Find every line with "number" in it, then report how many there are and nothing more.

■ Input

..........

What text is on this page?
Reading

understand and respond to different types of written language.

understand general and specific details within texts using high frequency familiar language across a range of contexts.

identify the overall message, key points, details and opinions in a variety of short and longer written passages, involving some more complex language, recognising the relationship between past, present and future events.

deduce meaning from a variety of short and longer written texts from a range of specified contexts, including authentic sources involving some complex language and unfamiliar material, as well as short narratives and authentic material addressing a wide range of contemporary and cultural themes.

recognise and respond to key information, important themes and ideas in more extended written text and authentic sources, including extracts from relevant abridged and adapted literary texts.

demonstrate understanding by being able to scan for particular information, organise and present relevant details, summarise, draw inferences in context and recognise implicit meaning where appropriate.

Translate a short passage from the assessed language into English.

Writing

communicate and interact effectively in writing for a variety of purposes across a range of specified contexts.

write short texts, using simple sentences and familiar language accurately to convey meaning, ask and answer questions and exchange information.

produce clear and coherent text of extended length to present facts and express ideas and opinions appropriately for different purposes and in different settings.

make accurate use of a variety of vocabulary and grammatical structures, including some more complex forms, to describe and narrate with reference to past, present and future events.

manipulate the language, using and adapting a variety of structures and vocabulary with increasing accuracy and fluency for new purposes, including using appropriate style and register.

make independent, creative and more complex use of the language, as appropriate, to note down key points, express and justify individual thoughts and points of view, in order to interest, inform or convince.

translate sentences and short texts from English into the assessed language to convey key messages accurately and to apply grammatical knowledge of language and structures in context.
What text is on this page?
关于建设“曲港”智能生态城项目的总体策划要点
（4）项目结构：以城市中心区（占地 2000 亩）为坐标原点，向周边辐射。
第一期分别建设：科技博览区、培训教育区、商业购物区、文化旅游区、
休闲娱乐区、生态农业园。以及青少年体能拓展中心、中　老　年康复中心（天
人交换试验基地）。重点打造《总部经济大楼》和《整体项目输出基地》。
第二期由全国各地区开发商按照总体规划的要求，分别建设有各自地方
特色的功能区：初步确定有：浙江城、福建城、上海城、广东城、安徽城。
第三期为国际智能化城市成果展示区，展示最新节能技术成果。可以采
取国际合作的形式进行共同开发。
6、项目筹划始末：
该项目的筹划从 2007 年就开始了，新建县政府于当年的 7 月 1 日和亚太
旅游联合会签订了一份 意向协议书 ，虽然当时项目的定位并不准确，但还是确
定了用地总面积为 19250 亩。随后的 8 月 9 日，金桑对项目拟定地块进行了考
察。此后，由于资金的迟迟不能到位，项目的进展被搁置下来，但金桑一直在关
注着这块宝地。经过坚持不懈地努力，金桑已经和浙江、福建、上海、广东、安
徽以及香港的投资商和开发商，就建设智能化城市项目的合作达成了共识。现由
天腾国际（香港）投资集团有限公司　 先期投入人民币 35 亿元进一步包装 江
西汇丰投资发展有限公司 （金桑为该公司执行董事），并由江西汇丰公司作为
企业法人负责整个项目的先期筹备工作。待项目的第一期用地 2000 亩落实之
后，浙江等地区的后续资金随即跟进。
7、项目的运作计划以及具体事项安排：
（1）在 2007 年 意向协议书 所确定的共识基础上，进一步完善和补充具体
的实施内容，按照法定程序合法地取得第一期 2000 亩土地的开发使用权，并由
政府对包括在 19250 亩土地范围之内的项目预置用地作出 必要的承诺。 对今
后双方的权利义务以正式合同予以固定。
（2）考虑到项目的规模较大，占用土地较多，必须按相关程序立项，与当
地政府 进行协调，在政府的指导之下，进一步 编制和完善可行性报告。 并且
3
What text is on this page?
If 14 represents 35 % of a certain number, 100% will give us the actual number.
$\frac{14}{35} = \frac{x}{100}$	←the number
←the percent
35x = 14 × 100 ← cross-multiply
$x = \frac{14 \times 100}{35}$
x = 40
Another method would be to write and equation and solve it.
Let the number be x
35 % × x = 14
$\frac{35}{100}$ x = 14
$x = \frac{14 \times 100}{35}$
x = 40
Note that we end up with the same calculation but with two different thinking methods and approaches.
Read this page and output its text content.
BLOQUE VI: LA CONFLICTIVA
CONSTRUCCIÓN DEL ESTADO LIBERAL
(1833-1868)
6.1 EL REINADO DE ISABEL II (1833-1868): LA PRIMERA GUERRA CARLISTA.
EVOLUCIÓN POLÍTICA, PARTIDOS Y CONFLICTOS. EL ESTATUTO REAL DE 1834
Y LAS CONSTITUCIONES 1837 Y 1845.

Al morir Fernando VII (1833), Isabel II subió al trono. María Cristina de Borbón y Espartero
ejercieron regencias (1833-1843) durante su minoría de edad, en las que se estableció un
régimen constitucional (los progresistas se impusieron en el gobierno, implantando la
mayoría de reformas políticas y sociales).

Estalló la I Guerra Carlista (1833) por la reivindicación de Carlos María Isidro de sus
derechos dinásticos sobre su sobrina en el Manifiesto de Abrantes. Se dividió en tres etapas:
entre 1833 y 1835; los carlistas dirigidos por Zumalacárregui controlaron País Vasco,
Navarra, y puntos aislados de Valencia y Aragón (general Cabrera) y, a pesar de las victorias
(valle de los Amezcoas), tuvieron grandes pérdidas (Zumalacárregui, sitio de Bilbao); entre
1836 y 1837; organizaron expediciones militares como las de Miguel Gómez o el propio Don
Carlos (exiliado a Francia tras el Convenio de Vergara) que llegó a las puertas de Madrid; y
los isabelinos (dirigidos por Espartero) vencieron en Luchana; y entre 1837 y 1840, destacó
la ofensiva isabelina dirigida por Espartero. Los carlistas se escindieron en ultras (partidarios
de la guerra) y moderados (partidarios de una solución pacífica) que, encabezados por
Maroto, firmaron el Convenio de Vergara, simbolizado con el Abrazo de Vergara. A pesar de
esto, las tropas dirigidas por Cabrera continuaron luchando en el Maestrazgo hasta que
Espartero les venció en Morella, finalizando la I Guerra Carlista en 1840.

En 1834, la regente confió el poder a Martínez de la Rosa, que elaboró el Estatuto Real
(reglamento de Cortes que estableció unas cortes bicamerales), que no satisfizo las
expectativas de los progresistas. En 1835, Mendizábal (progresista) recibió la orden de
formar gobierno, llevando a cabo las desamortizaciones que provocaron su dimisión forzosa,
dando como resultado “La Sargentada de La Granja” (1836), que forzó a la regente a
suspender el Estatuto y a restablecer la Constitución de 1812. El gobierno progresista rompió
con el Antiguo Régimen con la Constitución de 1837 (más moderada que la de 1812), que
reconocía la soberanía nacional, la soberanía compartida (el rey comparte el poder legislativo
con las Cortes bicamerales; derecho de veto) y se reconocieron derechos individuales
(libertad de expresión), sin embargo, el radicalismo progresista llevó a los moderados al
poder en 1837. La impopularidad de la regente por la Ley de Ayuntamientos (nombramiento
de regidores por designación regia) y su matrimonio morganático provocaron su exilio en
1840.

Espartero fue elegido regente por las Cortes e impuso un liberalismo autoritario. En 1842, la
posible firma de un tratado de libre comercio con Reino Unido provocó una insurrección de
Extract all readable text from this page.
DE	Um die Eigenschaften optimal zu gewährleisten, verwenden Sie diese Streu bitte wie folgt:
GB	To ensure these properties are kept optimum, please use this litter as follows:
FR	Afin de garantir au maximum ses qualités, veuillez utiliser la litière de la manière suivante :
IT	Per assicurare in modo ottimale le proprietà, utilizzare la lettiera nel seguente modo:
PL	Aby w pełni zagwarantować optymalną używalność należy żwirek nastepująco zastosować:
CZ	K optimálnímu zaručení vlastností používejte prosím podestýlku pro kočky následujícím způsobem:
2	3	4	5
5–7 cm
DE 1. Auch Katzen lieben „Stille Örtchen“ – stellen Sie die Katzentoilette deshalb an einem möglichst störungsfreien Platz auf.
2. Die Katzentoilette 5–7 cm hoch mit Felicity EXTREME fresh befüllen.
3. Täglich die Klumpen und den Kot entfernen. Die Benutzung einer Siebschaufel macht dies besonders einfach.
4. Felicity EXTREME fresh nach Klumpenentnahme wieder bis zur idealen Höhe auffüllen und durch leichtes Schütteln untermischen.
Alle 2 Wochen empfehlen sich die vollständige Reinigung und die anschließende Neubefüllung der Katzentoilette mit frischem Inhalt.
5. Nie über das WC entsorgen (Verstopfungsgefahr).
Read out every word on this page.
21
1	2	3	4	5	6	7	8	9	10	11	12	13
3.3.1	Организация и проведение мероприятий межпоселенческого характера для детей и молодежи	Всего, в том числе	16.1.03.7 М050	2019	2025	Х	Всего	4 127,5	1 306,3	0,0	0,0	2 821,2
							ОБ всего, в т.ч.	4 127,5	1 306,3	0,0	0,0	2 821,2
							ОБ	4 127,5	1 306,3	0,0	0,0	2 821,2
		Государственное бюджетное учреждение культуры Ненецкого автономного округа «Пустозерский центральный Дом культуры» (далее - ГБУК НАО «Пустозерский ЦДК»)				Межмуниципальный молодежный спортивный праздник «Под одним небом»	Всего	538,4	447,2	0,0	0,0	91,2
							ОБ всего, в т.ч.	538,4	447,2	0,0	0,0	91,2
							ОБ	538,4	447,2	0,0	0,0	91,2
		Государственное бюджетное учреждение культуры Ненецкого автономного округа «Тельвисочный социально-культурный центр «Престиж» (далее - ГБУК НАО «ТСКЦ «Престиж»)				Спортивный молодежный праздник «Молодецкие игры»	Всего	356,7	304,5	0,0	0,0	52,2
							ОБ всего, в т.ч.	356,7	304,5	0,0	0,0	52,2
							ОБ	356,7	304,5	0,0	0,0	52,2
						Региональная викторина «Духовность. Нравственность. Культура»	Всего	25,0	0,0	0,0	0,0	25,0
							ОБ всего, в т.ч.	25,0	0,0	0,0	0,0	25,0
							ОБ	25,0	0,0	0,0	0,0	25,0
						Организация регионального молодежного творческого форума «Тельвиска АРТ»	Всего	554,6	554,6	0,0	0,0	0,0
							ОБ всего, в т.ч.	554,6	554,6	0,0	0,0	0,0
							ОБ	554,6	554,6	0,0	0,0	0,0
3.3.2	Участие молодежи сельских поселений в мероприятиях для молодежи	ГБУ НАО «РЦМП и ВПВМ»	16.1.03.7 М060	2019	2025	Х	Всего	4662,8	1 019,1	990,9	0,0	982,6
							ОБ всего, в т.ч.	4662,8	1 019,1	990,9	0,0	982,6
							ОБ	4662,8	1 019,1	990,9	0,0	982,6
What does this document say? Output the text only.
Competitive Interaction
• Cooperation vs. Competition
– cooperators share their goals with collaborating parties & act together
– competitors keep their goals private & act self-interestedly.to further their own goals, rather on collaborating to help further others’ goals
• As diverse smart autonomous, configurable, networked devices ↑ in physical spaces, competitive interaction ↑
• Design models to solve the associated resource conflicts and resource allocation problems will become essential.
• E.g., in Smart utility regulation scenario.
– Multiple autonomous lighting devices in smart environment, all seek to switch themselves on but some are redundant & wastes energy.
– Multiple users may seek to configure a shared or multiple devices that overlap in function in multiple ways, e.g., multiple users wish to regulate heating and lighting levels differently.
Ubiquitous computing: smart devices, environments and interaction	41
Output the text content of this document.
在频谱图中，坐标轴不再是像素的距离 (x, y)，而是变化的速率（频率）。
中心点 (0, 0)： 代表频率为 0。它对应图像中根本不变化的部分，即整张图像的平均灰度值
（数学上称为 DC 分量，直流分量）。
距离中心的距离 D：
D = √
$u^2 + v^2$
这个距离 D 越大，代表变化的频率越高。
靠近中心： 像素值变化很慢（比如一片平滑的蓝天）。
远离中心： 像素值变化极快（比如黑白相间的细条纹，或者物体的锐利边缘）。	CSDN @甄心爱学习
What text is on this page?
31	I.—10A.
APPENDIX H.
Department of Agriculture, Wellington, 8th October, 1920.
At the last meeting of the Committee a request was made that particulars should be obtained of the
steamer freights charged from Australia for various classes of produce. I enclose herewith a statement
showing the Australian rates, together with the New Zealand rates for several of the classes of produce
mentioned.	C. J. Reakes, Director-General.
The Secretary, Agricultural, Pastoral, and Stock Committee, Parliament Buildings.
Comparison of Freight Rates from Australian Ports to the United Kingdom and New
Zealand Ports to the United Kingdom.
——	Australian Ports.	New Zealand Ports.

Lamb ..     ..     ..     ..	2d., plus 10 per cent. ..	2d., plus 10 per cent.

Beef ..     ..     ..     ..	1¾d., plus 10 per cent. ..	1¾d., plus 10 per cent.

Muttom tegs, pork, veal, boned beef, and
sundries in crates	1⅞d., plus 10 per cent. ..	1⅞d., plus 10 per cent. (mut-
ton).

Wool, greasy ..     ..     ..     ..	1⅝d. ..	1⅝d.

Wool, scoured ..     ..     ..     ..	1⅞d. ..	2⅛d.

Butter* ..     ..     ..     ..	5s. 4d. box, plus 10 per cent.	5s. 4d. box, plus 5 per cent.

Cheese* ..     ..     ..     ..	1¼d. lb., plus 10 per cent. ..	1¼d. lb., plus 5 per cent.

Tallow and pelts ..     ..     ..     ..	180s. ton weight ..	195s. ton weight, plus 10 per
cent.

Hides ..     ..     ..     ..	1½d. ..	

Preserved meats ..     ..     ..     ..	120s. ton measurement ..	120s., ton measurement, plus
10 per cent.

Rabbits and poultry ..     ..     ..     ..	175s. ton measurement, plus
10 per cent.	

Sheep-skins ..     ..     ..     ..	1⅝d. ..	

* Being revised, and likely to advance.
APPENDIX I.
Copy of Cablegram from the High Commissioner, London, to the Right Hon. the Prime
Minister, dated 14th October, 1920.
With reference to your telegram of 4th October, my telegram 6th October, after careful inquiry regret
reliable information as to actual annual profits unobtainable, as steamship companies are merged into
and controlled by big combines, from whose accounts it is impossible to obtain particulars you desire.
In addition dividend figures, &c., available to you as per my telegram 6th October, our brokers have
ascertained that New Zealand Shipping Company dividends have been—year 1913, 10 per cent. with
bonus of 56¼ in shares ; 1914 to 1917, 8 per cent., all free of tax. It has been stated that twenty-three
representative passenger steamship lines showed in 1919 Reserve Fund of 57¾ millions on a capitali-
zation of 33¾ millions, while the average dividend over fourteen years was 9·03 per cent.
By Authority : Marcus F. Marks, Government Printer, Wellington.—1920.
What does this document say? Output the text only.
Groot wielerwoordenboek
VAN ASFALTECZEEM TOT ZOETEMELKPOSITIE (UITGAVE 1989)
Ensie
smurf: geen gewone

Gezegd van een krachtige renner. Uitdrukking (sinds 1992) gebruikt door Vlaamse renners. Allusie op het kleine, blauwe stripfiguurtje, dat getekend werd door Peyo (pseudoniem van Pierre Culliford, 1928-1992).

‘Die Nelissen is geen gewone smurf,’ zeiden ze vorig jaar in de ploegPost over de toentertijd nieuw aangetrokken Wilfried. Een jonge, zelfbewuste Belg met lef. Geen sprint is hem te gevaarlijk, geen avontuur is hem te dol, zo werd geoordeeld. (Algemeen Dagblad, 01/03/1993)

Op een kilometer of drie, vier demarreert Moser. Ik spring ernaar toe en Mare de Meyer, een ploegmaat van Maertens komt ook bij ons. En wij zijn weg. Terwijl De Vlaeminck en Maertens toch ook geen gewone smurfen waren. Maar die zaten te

..........

■ The result
3